### WHAT IS EXPECTED
Every line below that includes "Blüten" counts toward the total. Report that total alone.

### TASK MATERIAL
* begin *
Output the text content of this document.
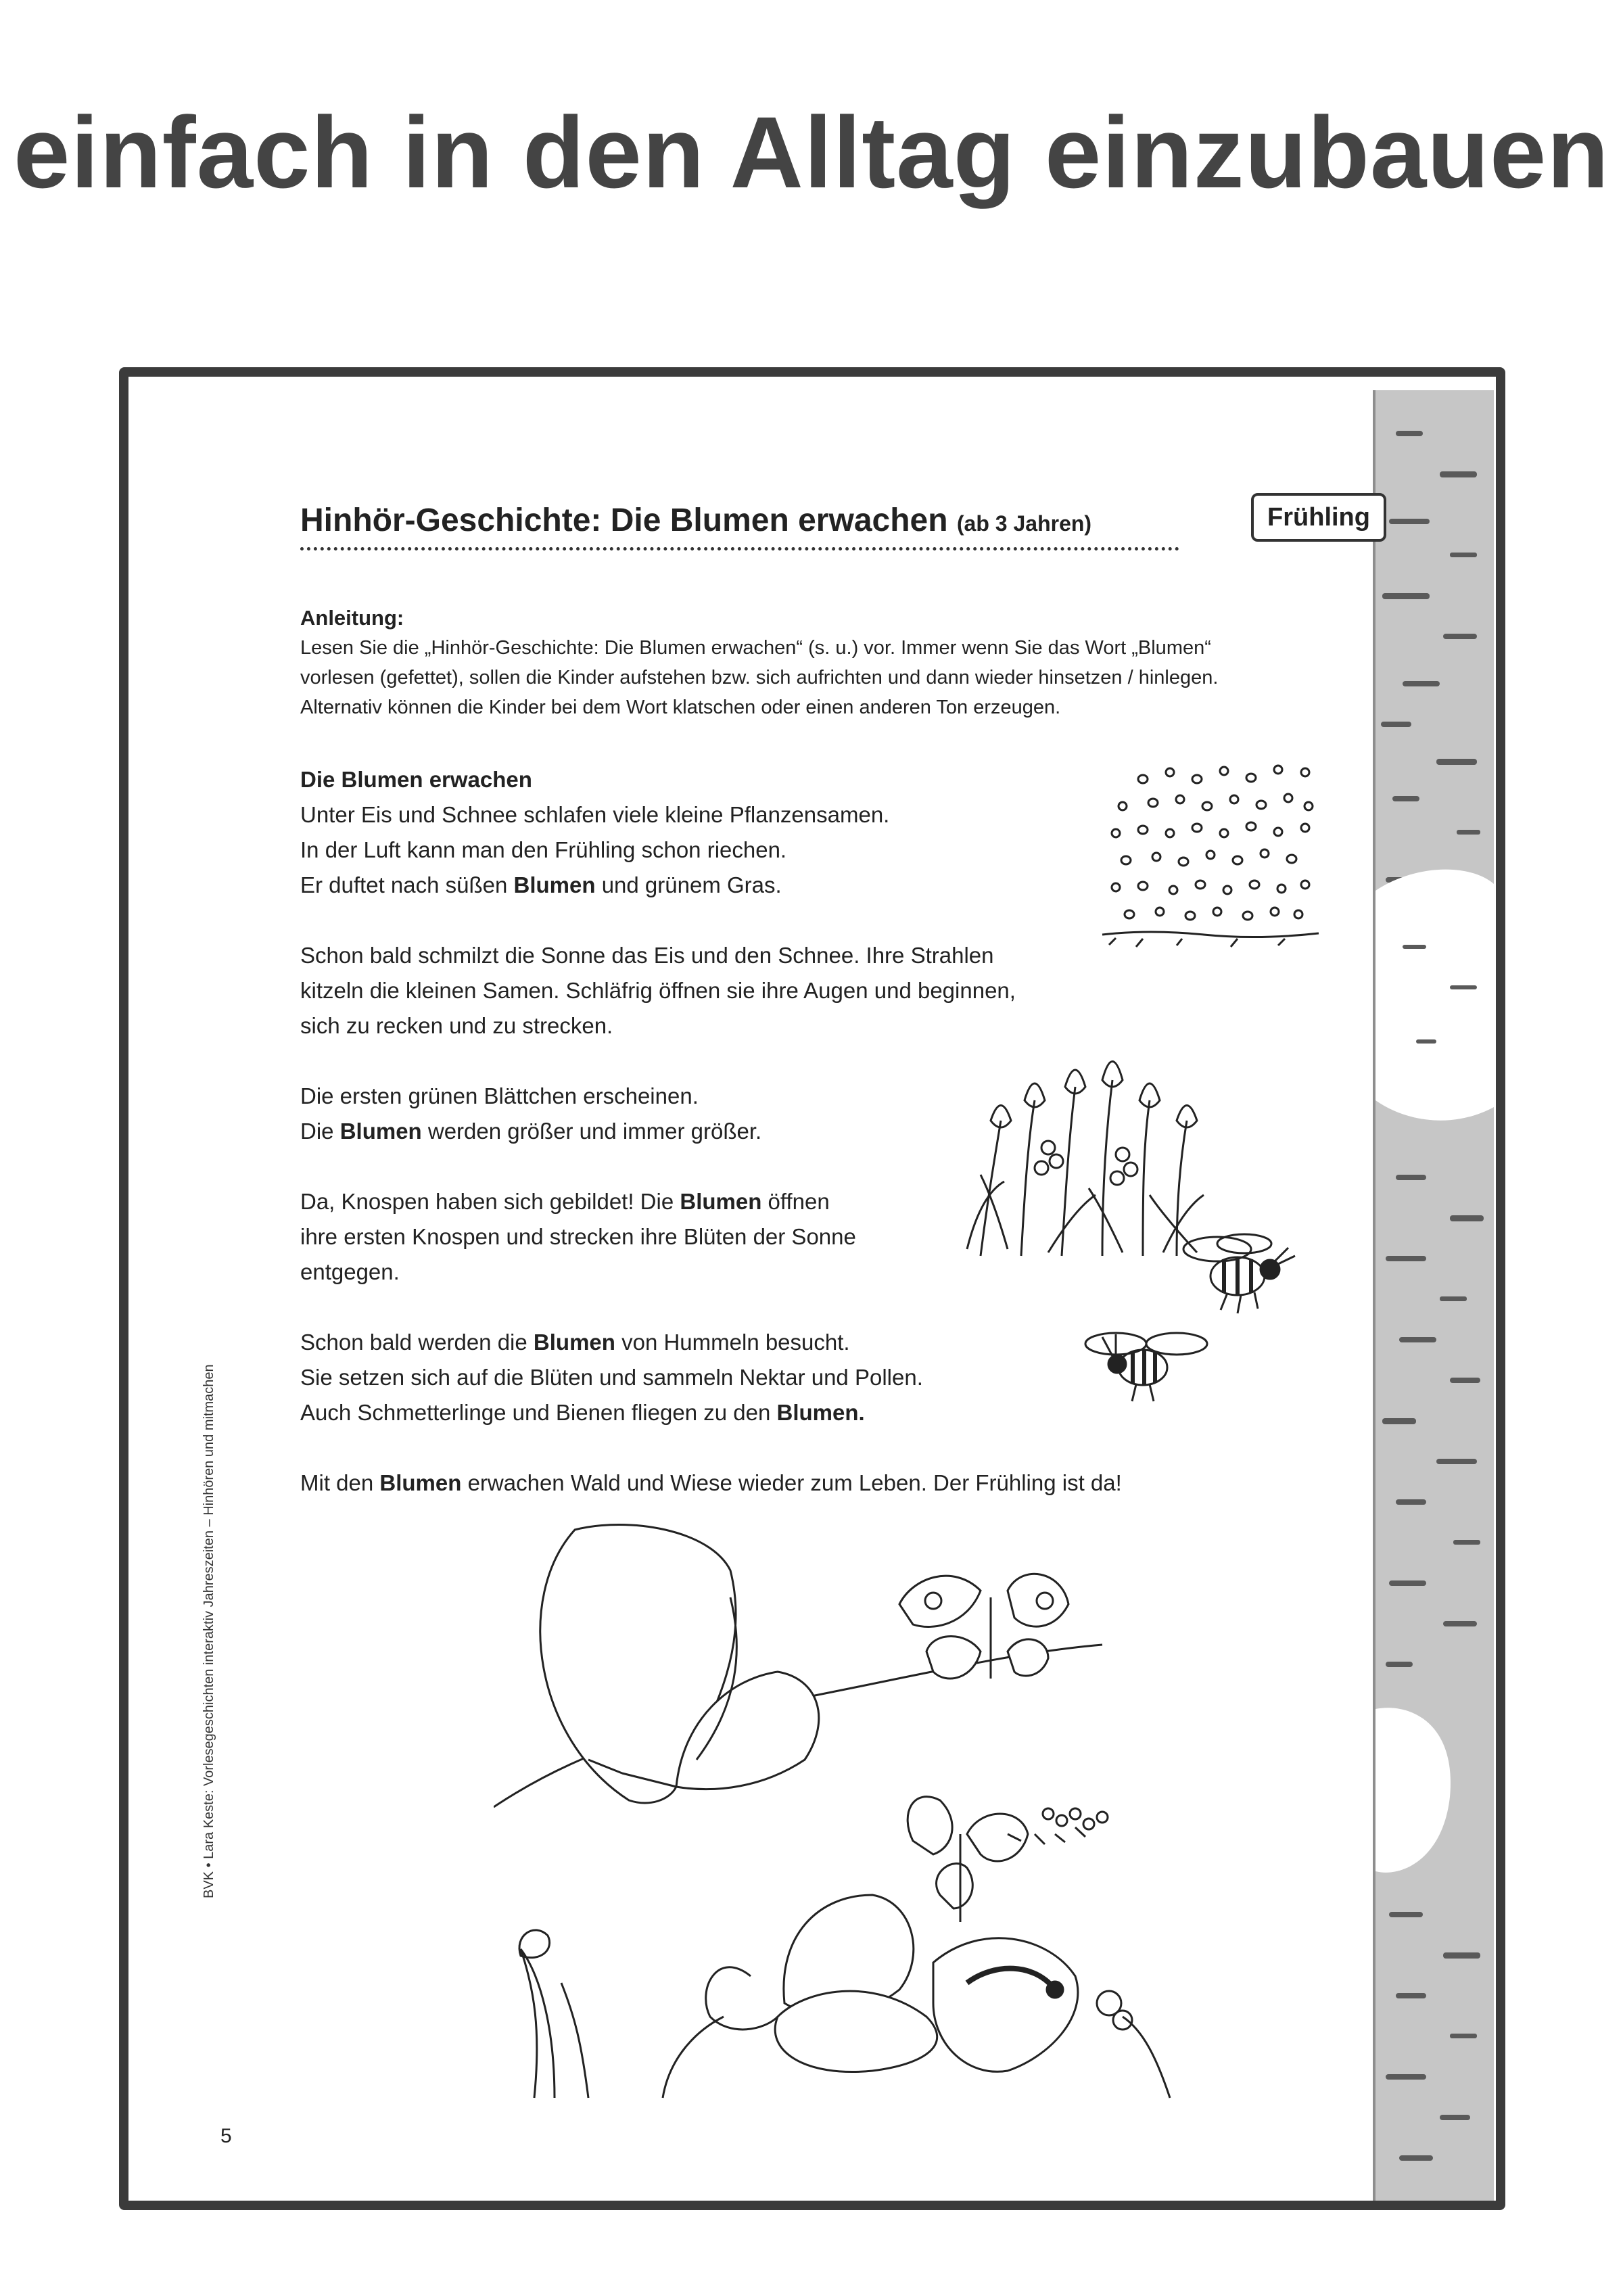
einfach in den Alltag einzubauen
Hinhör-Geschichte: Die Blumen erwachen (ab 3 Jahren)	Frühling
Anleitung:
Lesen Sie die „Hinhör-Geschichte: Die Blumen erwachen“ (s. u.) vor. Immer wenn Sie das Wort „Blumen“
vorlesen (gefettet), sollen die Kinder aufstehen bzw. sich aufrichten und dann wieder hinsetzen / hinlegen.
Alternativ können die Kinder bei dem Wort klatschen oder einen anderen Ton erzeugen.
Die Blumen erwachen

Unter Eis und Schnee schlafen viele kleine Pflanzensamen.
In der Luft kann man den Frühling schon riechen.
Er duftet nach süßen Blumen und grünem Gras.

Schon bald schmilzt die Sonne das Eis und den Schnee. Ihre Strahlen
kitzeln die kleinen Samen. Schläfrig öffnen sie ihre Augen und beginnen,
sich zu recken und zu strecken.

Die ersten grünen Blättchen erscheinen.
Die Blumen werden größer und immer größer.

Da, Knospen haben sich gebildet! Die Blumen öffnen
ihre ersten Knospen und strecken ihre Blüten der Sonne
entgegen.

Schon bald werden die Blumen von Hummeln besucht.
Sie setzen sich auf die Blüten und sammeln Nektar und Pollen.
Auch Schmetterlinge und Bienen fliegen zu den Blumen.

Mit den Blumen erwachen Wald und Wiese wieder zum Leben. Der Frühling ist da!

BVK • Lara Keste: Vorlesegeschichten interaktiv Jahreszeiten – Hinhören und mitmachen
5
* end *
### EXERCISE OUTPUT
2